As Amazon grows they will need more infrastructure and they will need to start
replacing some of their existing infrastructure. I agree that during
accelerated growth the profit will lag these expenses but exactly by how much
remains to be seen once their growth stabilizes.

------
derstang
I think the market punishes Apple because the market is all about future
performance and Apple has reached a very high amount of growth and stability
over time. That isn't to say it won't continue to do well, but when
information is priced in, it's hard to justify the multiples. The businesses
are very different--stock price is certainly not indicative of anything
engineers think or care about.

------
brisance
A company's performance is not strongly correlated to its share price. By
conventional measures, Apple has been outperforming its "competitors" for a
long time now, it's just that the market does not seem to reflect this in the
share price. As to the "why", no one knows. Or maybe everyone knows, and
they're all correct.

What I would like to see is for Apple to split the stock. My totally
unsubstantiated theory is that this should allow more people to get into the
stock and better reflect the real market. A lot of people get into options due
to the high price of the underlying, which is a rigged game since large hedge
funds and big money can squish all the retail investors (you and me) into
maximum option pain right at expiry. e.g. Jan 18 when AAPL was trading exactly
at $500.

------
josephlord
Never get upset about share prices. If you know they are wrong put your money
where your mouth is and hope that you can stay solvent longer than the market
stays irrational in this case.

I haven't studied the details of these but if I had to guess the Amazon side
probably is riskier but has a larger potential upside while Apple may have
peaked but even if they have their is still a decade or more of good profits
to expect. I would look for something less high profile with a bigger
potential upside than either.

------
msoad
Maybe if people knew what Apple is planning for it's future they might treat
it different. I don't get why Apple is hiding everything from everyone.

They can be clear about their future just like Google and Amazon. Everyone
knows Google is investing in augmented reality and self driving cars or Amazon
is trying to be big in content and customer electric market.

------
lilbear
I heard Amazon is bout to get around to being able to distribute from within
the state California and thus be able to offer same day shipping with storage
locker locations for customers to pick up from. This could be huge and could
be the next step to Amazon to being the next big thing.

------
shaydoc
Fact is, what goes up must come down eventually, apple has been riding on the
back of seriously good innovations for a while and they possibly were
overbought. The market gets jittery when it sees a stock to be over bought, no
one wants to be last in, like if you bought a house at the top of the boom, so
a pull back share value for now is frugal.

Apple's cash may flow freely, but unless they innovate further, they will lose
market naturally. Personally, I think the market expects another innovation
akin to iPod, iPhone, iPad.... To me I can't see their next step But I do hope
they have one!

------
samwillis
I always here people saying that Amazon has a very high p/e ratio because is
spending almost all profits investing in infrastructure. Does anyone have any
data on this? What is their profit before they spend it all building new
distribution centers?

------
lucidquiet
Strangely this article and the comments above (at the point I read it) don't
seem to argue for further Apple growth. Yes people have pointed out that Apple
may have peeked, but I didn't read much sign of where they can rise up in the
near future....?

● **Records shown**:
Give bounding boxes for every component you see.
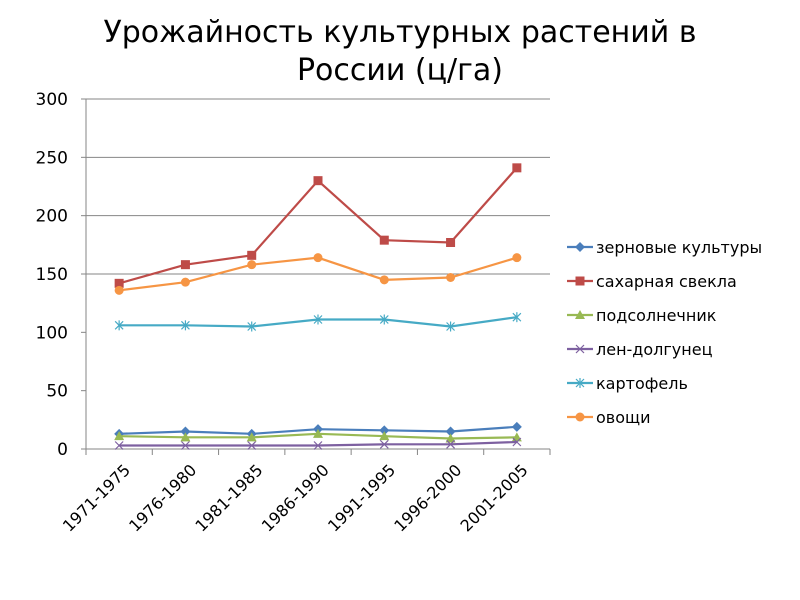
circle-marker (180, 277, 190, 287)
y-tick-label: 150 (36, 265, 68, 285)
circle-marker (512, 253, 522, 263)
legend-label: сахарная свекла (596, 271, 737, 291)
x-marker (313, 441, 323, 450)
legend-item: подсолнечник (566, 298, 762, 332)
square-marker (313, 176, 323, 186)
x-tick-label: 1996-2000 (390, 460, 465, 535)
square-marker (379, 235, 389, 245)
legend-item: сахарная свекла (566, 264, 762, 298)
legend-diamond-icon (567, 242, 593, 252)
square-marker (575, 276, 585, 286)
series-star (114, 312, 522, 332)
y-tick-label: 200 (36, 207, 68, 227)
triangle-marker (246, 432, 257, 442)
legend-label: картофель (596, 373, 688, 393)
legend-label: зерновые культуры (596, 237, 763, 257)
series-square (114, 163, 522, 288)
circle-marker (379, 275, 389, 285)
square-marker (512, 163, 522, 173)
square-marker (114, 278, 124, 288)
triangle-marker (445, 433, 456, 443)
legend: зерновые культуры сахарная свекла подсолне… (566, 230, 762, 434)
y-tick-label: 0 (57, 440, 68, 460)
diamond-marker (511, 421, 522, 432)
legend-item: овощи (566, 400, 762, 434)
legend-label: овощи (596, 407, 651, 427)
diamond-marker (180, 426, 191, 437)
series-x (114, 437, 522, 450)
x-marker (181, 441, 190, 450)
series-triangle (114, 428, 522, 443)
legend-x-icon (567, 344, 593, 354)
triangle-marker (180, 432, 191, 442)
triangle-marker (313, 428, 323, 438)
x-marker (247, 441, 257, 450)
square-marker (180, 260, 190, 270)
x-tick-label: 1981-1985 (191, 460, 266, 535)
circle-marker (446, 273, 456, 282)
diamond-marker (575, 242, 585, 252)
square-marker (247, 250, 257, 260)
series-circle (114, 253, 522, 295)
legend-star-icon (567, 378, 593, 388)
diamond-marker (379, 425, 390, 436)
x-tick-label: 1986-1990 (258, 460, 333, 535)
y-tick-label: 50 (46, 382, 68, 402)
triangle-marker (379, 431, 390, 441)
legend-label: лен-долгунец (596, 339, 713, 359)
circle-marker (247, 260, 257, 270)
chart-title: Урожайность культурных растений в России… (0, 14, 800, 90)
circle-marker (114, 285, 124, 295)
y-tick-label: 100 (36, 323, 68, 343)
x-tick-label: 1976-1980 (125, 460, 200, 535)
y-tick-label: 250 (36, 148, 68, 168)
x-marker (446, 439, 455, 449)
x-marker (575, 344, 585, 354)
chart-title-line1: Урожайность культурных растений в (103, 15, 697, 50)
x-marker (114, 441, 124, 450)
x-tick-label: 1971-1975 (59, 460, 134, 535)
legend-item: лен-долгунец (566, 332, 762, 366)
y-tick-label: 300 (36, 90, 68, 110)
legend-triangle-icon (567, 310, 593, 319)
x-tick-label: 1991-1995 (324, 460, 399, 535)
triangle-marker (114, 431, 125, 441)
square-marker (446, 238, 456, 247)
circle-marker (575, 412, 585, 422)
legend-item: зерновые культуры (566, 230, 762, 264)
legend-label: подсолнечник (596, 305, 717, 325)
legend-circle-icon (567, 412, 593, 422)
legend-item: картофель (566, 366, 762, 400)
chart-title-line2: России (ц/га) (296, 53, 504, 88)
x-marker (379, 439, 389, 449)
x-tick-label: 2001-2005 (457, 460, 532, 535)
circle-marker (313, 253, 323, 263)
triangle-marker (575, 310, 585, 319)
diamond-marker (445, 426, 456, 437)
x-marker (512, 437, 522, 447)
legend-square-icon (567, 276, 593, 286)
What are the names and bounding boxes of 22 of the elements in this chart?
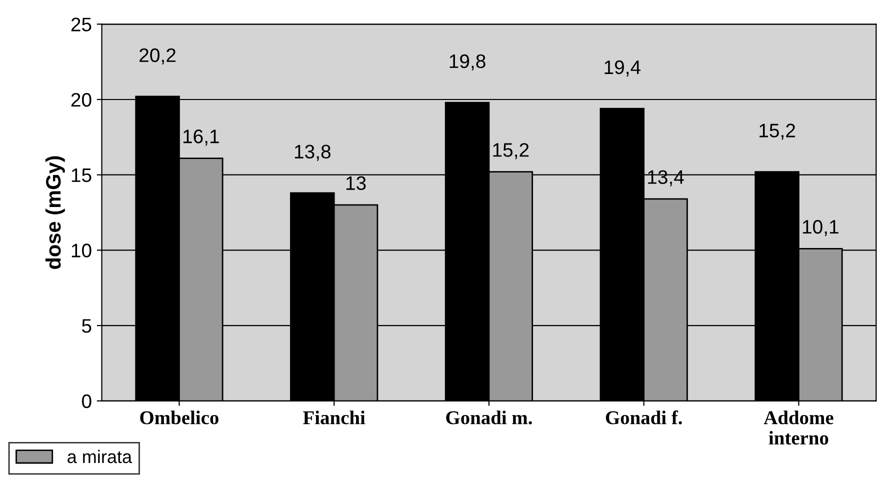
y-tick-label: 20 [71, 92, 92, 107]
y-tick-label: 25 [71, 18, 92, 32]
y-tick-label: 10 [72, 244, 92, 258]
y-tick-label: 5 [82, 319, 92, 333]
x-tick-label: Gonadi f. [606, 410, 682, 424]
data-label: 15,2 [493, 143, 529, 160]
y-axis-title: dose (mGy) [45, 156, 65, 269]
data-label: 16,1 [183, 130, 219, 146]
data-label: 13,8 [294, 144, 330, 161]
x-tick-label: Ombelico [140, 410, 218, 424]
data-label: 20,2 [140, 48, 176, 64]
legend-label: a mirata [68, 450, 132, 464]
x-tick-label: Gonadi m. [446, 410, 532, 424]
data-label: 13 [346, 176, 366, 190]
y-tick-label: 15 [72, 168, 92, 182]
y-tick-label: 0 [82, 394, 92, 408]
x-tick-label: Fianchi [303, 410, 366, 424]
x-tick-label: Addome interno [764, 410, 834, 445]
data-label: 15,2 [760, 124, 795, 140]
data-label: 10,1 [802, 220, 838, 236]
data-label: 19,4 [604, 60, 641, 76]
data-label: 19,8 [450, 54, 486, 70]
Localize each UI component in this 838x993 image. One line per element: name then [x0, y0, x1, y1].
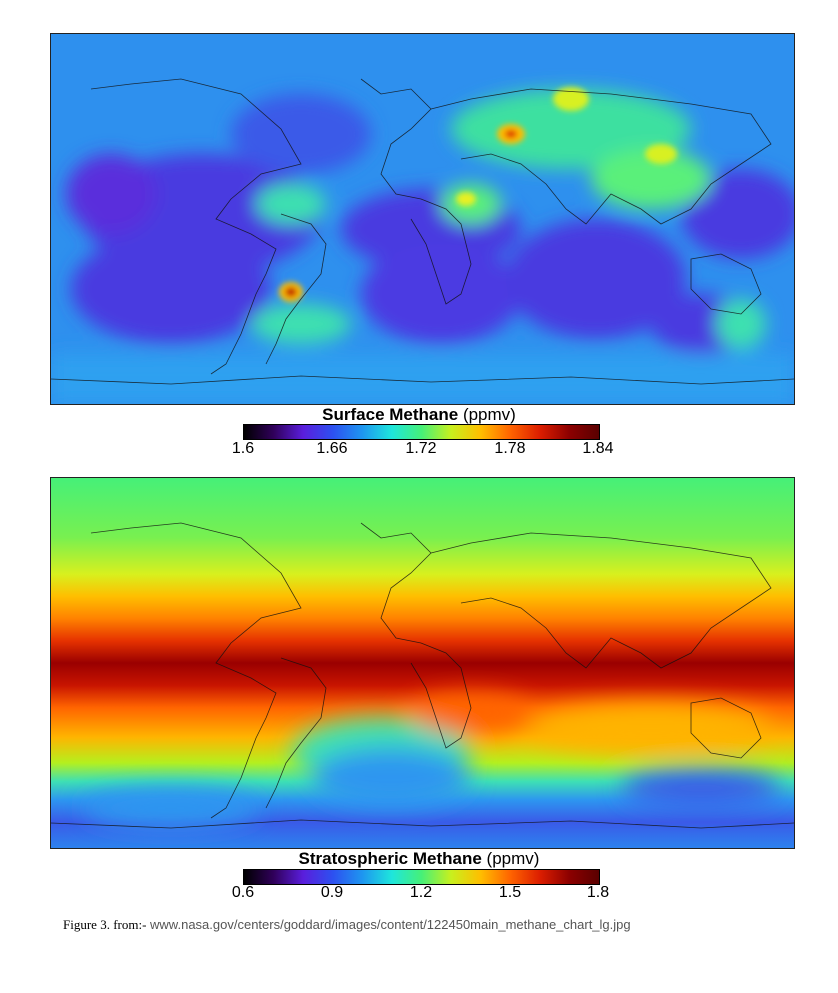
stratospheric-methane-map [50, 477, 795, 849]
stratospheric-tick: 1.8 [586, 884, 610, 901]
caption-lead: Figure 3. from:- [63, 917, 147, 932]
surface-tick: 1.6 [231, 440, 255, 457]
stratospheric-title: Stratospheric Methane [298, 849, 482, 868]
figure-caption: Figure 3. from:- www.nasa.gov/centers/go… [63, 917, 631, 933]
stratospheric-unit: (ppmv) [486, 849, 540, 868]
stratospheric-colorbar-title: Stratospheric Methane (ppmv) [0, 849, 838, 869]
surface-unit: (ppmv) [462, 405, 516, 424]
surface-methane-map [50, 33, 795, 405]
coastlines [51, 522, 794, 829]
surface-colorbar-title: Surface Methane (ppmv) [0, 405, 838, 425]
surface-title: Surface Methane [322, 405, 459, 424]
surface-tick: 1.84 [582, 440, 614, 457]
stratospheric-tick: 1.5 [498, 884, 522, 901]
surface-tick: 1.72 [405, 440, 437, 457]
stratospheric-methane-field [51, 478, 794, 848]
source-url: www.nasa.gov/centers/goddard/images/cont… [150, 917, 631, 932]
surface-methane-field [51, 34, 794, 404]
stratospheric-tick: 0.9 [320, 884, 344, 901]
surface-tick: 1.78 [494, 440, 526, 457]
stratospheric-colorbar [243, 869, 600, 885]
surface-tick: 1.66 [316, 440, 348, 457]
coastlines [51, 78, 794, 385]
stratospheric-tick: 0.6 [231, 884, 255, 901]
stratospheric-tick: 1.2 [409, 884, 433, 901]
surface-colorbar [243, 424, 600, 440]
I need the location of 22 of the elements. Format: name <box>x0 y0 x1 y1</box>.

● **Directives**:
a) Write out the part of the forum thread about Apple and Amazon shares that starts at "Apple's cash may" and ends at "distribution centers?".
b) Give again, word for word, the rows starting at the row containing "y-tick-label: 20 [71, 92, 92, 107]" and ending at the row containing "y-axis-title: dose (mGy) [45, 156, 65, 269]", including both of those rows.

● **Solutions by task**:
a)
Apple's cash may flow freely, but unless they innovate further, they will lose
market naturally. Personally, I think the market expects another innovation
akin to iPod, iPhone, iPad.... To me I can't see their next step But I do hope
they have one!

------
samwillis
I always here people saying that Amazon has a very high p/e ratio because is
spending almost all profits investing in infrastructure. Does anyone have any
data on this? What is their profit before they spend it all building new
distribution centers?

b)
y-tick-label: 20 [71, 92, 92, 107]
y-tick-label: 25 [71, 18, 92, 32]
y-tick-label: 10 [72, 244, 92, 258]
y-tick-label: 5 [82, 319, 92, 333]
x-tick-label: Gonadi f. [606, 410, 682, 424]
data-label: 15,2 [493, 143, 529, 160]
y-axis-title: dose (mGy) [45, 156, 65, 269]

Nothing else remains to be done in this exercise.